YOUR INSTRUCTIONS:
Your task is to quote the material that follows, in full and exactly.

SOURCE MATERIAL:
>>

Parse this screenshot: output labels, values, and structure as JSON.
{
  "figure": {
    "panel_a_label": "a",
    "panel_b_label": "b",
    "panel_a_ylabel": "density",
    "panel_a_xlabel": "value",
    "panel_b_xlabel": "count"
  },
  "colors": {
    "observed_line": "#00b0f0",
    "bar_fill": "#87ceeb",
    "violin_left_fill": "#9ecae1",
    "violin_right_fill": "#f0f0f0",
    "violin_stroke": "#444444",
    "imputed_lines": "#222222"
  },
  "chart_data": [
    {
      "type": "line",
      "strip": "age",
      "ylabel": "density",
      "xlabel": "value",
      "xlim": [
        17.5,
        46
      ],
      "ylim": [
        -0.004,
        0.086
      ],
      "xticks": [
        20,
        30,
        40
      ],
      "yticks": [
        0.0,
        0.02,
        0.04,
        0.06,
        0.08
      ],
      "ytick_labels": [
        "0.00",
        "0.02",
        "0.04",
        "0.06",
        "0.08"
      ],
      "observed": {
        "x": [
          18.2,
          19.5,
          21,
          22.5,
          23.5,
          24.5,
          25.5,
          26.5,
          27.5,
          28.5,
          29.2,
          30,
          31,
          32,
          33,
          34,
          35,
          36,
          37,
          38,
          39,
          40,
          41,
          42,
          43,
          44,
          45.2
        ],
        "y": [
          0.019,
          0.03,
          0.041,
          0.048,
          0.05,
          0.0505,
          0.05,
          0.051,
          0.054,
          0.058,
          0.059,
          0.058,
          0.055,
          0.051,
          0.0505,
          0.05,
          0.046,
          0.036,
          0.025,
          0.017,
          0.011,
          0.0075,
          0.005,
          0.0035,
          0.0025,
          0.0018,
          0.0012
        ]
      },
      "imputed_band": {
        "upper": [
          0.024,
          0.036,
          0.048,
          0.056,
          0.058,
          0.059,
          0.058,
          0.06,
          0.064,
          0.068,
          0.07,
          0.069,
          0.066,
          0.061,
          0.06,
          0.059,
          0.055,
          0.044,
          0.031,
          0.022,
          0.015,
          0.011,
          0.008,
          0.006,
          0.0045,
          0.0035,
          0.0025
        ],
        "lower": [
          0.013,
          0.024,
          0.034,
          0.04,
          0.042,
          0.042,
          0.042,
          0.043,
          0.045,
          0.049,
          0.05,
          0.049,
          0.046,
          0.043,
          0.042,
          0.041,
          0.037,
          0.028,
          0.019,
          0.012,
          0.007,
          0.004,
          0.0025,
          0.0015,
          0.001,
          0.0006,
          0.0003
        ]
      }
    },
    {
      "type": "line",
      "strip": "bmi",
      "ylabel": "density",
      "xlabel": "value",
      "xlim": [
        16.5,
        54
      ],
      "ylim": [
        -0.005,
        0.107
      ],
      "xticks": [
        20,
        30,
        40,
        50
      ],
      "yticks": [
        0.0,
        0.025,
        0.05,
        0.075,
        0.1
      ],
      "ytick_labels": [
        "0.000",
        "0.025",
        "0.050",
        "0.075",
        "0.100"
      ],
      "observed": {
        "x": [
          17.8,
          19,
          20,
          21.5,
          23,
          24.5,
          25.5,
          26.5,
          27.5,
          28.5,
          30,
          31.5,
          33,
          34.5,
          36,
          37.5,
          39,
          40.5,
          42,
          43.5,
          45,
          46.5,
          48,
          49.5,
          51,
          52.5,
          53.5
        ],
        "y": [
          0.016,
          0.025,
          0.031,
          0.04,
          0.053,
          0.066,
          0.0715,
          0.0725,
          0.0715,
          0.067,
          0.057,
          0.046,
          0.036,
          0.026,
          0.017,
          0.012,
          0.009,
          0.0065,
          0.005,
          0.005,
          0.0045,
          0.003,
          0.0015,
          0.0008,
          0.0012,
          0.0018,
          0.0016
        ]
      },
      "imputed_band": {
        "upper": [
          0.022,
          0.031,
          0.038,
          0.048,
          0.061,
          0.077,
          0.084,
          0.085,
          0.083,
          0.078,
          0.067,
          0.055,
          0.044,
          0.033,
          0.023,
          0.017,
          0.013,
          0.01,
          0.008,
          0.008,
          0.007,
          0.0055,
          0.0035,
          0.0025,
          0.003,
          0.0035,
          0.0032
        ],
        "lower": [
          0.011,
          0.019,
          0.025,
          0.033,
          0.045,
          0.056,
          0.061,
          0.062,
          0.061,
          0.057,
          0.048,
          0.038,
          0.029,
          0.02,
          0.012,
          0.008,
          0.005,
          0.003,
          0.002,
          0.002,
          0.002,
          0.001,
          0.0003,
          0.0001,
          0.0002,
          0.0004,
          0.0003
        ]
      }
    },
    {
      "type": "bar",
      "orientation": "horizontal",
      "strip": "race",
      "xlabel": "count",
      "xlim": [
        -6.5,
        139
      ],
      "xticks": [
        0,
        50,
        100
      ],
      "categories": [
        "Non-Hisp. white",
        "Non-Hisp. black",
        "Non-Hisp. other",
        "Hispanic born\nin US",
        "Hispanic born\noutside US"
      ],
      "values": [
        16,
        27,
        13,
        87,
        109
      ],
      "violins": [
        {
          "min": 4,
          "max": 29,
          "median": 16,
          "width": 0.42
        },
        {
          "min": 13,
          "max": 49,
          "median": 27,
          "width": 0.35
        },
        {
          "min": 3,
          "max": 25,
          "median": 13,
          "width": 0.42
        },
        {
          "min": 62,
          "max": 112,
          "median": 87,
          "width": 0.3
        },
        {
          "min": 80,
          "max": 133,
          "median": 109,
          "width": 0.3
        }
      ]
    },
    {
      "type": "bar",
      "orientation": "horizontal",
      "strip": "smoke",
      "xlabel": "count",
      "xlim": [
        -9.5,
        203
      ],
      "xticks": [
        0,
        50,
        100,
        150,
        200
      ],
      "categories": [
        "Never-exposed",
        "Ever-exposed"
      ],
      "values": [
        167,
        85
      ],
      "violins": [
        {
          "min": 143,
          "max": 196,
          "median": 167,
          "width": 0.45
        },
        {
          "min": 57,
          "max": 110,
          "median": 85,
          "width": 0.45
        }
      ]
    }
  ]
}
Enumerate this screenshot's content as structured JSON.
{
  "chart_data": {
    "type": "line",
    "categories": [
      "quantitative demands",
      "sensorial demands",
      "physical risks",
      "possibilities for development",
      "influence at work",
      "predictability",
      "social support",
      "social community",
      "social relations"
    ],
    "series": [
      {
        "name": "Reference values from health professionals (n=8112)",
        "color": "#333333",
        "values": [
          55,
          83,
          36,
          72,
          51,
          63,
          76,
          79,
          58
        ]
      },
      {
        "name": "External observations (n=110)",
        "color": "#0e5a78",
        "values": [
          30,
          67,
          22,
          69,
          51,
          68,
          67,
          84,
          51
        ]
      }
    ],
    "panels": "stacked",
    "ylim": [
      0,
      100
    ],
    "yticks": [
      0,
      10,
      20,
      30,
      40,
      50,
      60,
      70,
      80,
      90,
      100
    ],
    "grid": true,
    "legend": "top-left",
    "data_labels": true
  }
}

<<

SOLUTION TO THIS TASK:
Parse this screenshot: output labels, values, and structure as JSON.
{
  "figure": {
    "panel_a_label": "a",
    "panel_b_label": "b",
    "panel_a_ylabel": "density",
    "panel_a_xlabel": "value",
    "panel_b_xlabel": "count"
  },
  "colors": {
    "observed_line": "#00b0f0",
    "bar_fill": "#87ceeb",
    "violin_left_fill": "#9ecae1",
    "violin_right_fill": "#f0f0f0",
    "violin_stroke": "#444444",
    "imputed_lines": "#222222"
  },
  "chart_data": [
    {
      "type": "line",
      "strip": "age",
      "ylabel": "density",
      "xlabel": "value",
      "xlim": [
        17.5,
        46
      ],
      "ylim": [
        -0.004,
        0.086
      ],
      "xticks": [
        20,
        30,
        40
      ],
      "yticks": [
        0.0,
        0.02,
        0.04,
        0.06,
        0.08
      ],
      "ytick_labels": [
        "0.00",
        "0.02",
        "0.04",
        "0.06",
        "0.08"
      ],
      "observed": {
        "x": [
          18.2,
          19.5,
          21,
          22.5,
          23.5,
          24.5,
          25.5,
          26.5,
          27.5,
          28.5,
          29.2,
          30,
          31,
          32,
          33,
          34,
          35,
          36,
          37,
          38,
          39,
          40,
          41,
          42,
          43,
          44,
          45.2
        ],
        "y": [
          0.019,
          0.03,
          0.041,
          0.048,
          0.05,
          0.0505,
          0.05,
          0.051,
          0.054,
          0.058,
          0.059,
          0.058,
          0.055,
          0.051,
          0.0505,
          0.05,
          0.046,
          0.036,
          0.025,
          0.017,
          0.011,
          0.0075,
          0.005,
          0.0035,
          0.0025,
          0.0018,
          0.0012
        ]
      },
      "imputed_band": {
        "upper": [
          0.024,
          0.036,
          0.048,
          0.056,
          0.058,
          0.059,
          0.058,
          0.06,
          0.064,
          0.068,
          0.07,
          0.069,
          0.066,
          0.061,
          0.06,
          0.059,
          0.055,
          0.044,
          0.031,
          0.022,
          0.015,
          0.011,
          0.008,
          0.006,
          0.0045,
          0.0035,
          0.0025
        ],
        "lower": [
          0.013,
          0.024,
          0.034,
          0.04,
          0.042,
          0.042,
          0.042,
          0.043,
          0.045,
          0.049,
          0.05,
          0.049,
          0.046,
          0.043,
          0.042,
          0.041,
          0.037,
          0.028,
          0.019,
          0.012,
          0.007,
          0.004,
          0.0025,
          0.0015,
          0.001,
          0.0006,
          0.0003
        ]
      }
    },
    {
      "type": "line",
      "strip": "bmi",
      "ylabel": "density",
      "xlabel": "value",
      "xlim": [
        16.5,
        54
      ],
      "ylim": [
        -0.005,
        0.107
      ],
      "xticks": [
        20,
        30,
        40,
        50
      ],
      "yticks": [
        0.0,
        0.025,
        0.05,
        0.075,
        0.1
      ],
      "ytick_labels": [
        "0.000",
        "0.025",
        "0.050",
        "0.075",
        "0.100"
      ],
      "observed": {
        "x": [
          17.8,
          19,
          20,
          21.5,
          23,
          24.5,
          25.5,
          26.5,
          27.5,
          28.5,
          30,
          31.5,
          33,
          34.5,
          36,
          37.5,
          39,
          40.5,
          42,
          43.5,
          45,
          46.5,
          48,
          49.5,
          51,
          52.5,
          53.5
        ],
        "y": [
          0.016,
          0.025,
          0.031,
          0.04,
          0.053,
          0.066,
          0.0715,
          0.0725,
          0.0715,
          0.067,
          0.057,
          0.046,
          0.036,
          0.026,
          0.017,
          0.012,
          0.009,
          0.0065,
          0.005,
          0.005,
          0.0045,
          0.003,
          0.0015,
          0.0008,
          0.0012,
          0.0018,
          0.0016
        ]
      },
      "imputed_band": {
        "upper": [
          0.022,
          0.031,
          0.038,
          0.048,
          0.061,
          0.077,
          0.084,
          0.085,
          0.083,
          0.078,
          0.067,
          0.055,
          0.044,
          0.033,
          0.023,
          0.017,
          0.013,
          0.01,
          0.008,
          0.008,
          0.007,
          0.0055,
          0.0035,
          0.0025,
          0.003,
          0.0035,
          0.0032
        ],
        "lower": [
          0.011,
          0.019,
          0.025,
          0.033,
          0.045,
          0.056,
          0.061,
          0.062,
          0.061,
          0.057,
          0.048,
          0.038,
          0.029,
          0.02,
          0.012,
          0.008,
          0.005,
          0.003,
          0.002,
          0.002,
          0.002,
          0.001,
          0.0003,
          0.0001,
          0.0002,
          0.0004,
          0.0003
        ]
      }
    },
    {
      "type": "bar",
      "orientation": "horizontal",
      "strip": "race",
      "xlabel": "count",
      "xlim": [
        -6.5,
        139
      ],
      "xticks": [
        0,
        50,
        100
      ],
      "categories": [
        "Non-Hisp. white",
        "Non-Hisp. black",
        "Non-Hisp. other",
        "Hispanic born\nin US",
        "Hispanic born\noutside US"
      ],
      "values": [
        16,
        27,
        13,
        87,
        109
      ],
      "violins": [
        {
          "min": 4,
          "max": 29,
          "median": 16,
          "width": 0.42
        },
        {
          "min": 13,
          "max": 49,
          "median": 27,
          "width": 0.35
        },
        {
          "min": 3,
          "max": 25,
          "median": 13,
          "width": 0.42
        },
        {
          "min": 62,
          "max": 112,
          "median": 87,
          "width": 0.3
        },
        {
          "min": 80,
          "max": 133,
          "median": 109,
          "width": 0.3
        }
      ]
    },
    {
      "type": "bar",
      "orientation": "horizontal",
      "strip": "smoke",
      "xlabel": "count",
      "xlim": [
        -9.5,
        203
      ],
      "xticks": [
        0,
        50,
        100,
        150,
        200
      ],
      "categories": [
        "Never-exposed",
        "Ever-exposed"
      ],
      "values": [
        167,
        85
      ],
      "violins": [
        {
          "min": 143,
          "max": 196,
          "median": 167,
          "width": 0.45
        },
        {
          "min": 57,
          "max": 110,
          "median": 85,
          "width": 0.45
        }
      ]
    }
  ]
}
Enumerate this screenshot's content as structured JSON.
{
  "chart_data": {
    "type": "line",
    "categories": [
      "quantitative demands",
      "sensorial demands",
      "physical risks",
      "possibilities for development",
      "influence at work",
      "predictability",
      "social support",
      "social community",
      "social relations"
    ],
    "series": [
      {
        "name": "Reference values from health professionals (n=8112)",
        "color": "#333333",
        "values": [
          55,
          83,
          36,
          72,
          51,
          63,
          76,
          79,
          58
        ]
      },
      {
        "name": "External observations (n=110)",
        "color": "#0e5a78",
        "values": [
          30,
          67,
          22,
          69,
          51,
          68,
          67,
          84,
          51
        ]
      }
    ],
    "panels": "stacked",
    "ylim": [
      0,
      100
    ],
    "yticks": [
      0,
      10,
      20,
      30,
      40,
      50,
      60,
      70,
      80,
      90,
      100
    ],
    "grid": true,
    "legend": "top-left",
    "data_labels": true
  }
}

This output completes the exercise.